(Extracted data)
┄┄┄┄┄┄
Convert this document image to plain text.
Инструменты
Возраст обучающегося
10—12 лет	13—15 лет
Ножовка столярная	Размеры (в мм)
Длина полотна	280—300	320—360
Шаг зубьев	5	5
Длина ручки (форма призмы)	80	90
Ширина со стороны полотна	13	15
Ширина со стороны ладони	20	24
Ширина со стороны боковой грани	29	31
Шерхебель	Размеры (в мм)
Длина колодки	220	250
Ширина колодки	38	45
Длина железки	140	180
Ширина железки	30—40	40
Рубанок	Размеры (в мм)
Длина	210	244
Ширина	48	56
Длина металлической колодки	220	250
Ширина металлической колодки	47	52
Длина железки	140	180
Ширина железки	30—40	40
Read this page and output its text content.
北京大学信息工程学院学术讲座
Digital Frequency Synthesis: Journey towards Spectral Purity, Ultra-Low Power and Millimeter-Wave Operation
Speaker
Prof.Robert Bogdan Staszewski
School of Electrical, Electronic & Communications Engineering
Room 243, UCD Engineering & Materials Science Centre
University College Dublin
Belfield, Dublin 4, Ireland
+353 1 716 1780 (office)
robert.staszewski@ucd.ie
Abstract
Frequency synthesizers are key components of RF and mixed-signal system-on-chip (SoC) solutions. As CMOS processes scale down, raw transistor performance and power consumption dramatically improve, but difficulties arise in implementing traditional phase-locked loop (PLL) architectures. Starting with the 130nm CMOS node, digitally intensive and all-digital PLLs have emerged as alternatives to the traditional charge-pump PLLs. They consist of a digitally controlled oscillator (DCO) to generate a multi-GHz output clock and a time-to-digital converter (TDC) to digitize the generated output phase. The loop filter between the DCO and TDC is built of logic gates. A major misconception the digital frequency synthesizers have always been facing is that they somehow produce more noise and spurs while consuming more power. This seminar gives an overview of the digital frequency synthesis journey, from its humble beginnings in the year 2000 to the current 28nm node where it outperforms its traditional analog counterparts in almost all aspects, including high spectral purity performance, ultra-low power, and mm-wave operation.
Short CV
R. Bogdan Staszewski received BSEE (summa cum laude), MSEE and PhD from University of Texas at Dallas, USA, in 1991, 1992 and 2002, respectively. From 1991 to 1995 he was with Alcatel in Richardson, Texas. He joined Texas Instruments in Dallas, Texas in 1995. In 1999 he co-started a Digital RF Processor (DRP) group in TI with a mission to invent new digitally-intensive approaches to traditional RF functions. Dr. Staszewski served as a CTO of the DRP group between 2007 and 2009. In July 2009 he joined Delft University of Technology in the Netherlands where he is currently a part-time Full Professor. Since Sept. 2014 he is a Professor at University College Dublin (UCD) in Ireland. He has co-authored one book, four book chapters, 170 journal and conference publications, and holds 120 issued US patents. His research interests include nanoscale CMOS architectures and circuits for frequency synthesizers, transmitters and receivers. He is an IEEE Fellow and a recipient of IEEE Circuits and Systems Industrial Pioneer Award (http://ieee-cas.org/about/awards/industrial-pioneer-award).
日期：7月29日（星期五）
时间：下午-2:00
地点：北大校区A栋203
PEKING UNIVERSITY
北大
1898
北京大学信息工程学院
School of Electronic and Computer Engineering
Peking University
┄┄┄┄┄┄
(Set task) Extract all lines that hold the word "колодки".

(Correct response)
Длина колодки	220	250
Ширина колодки	38	45
Длина металлической колодки	220	250
Ширина металлической колодки	47	52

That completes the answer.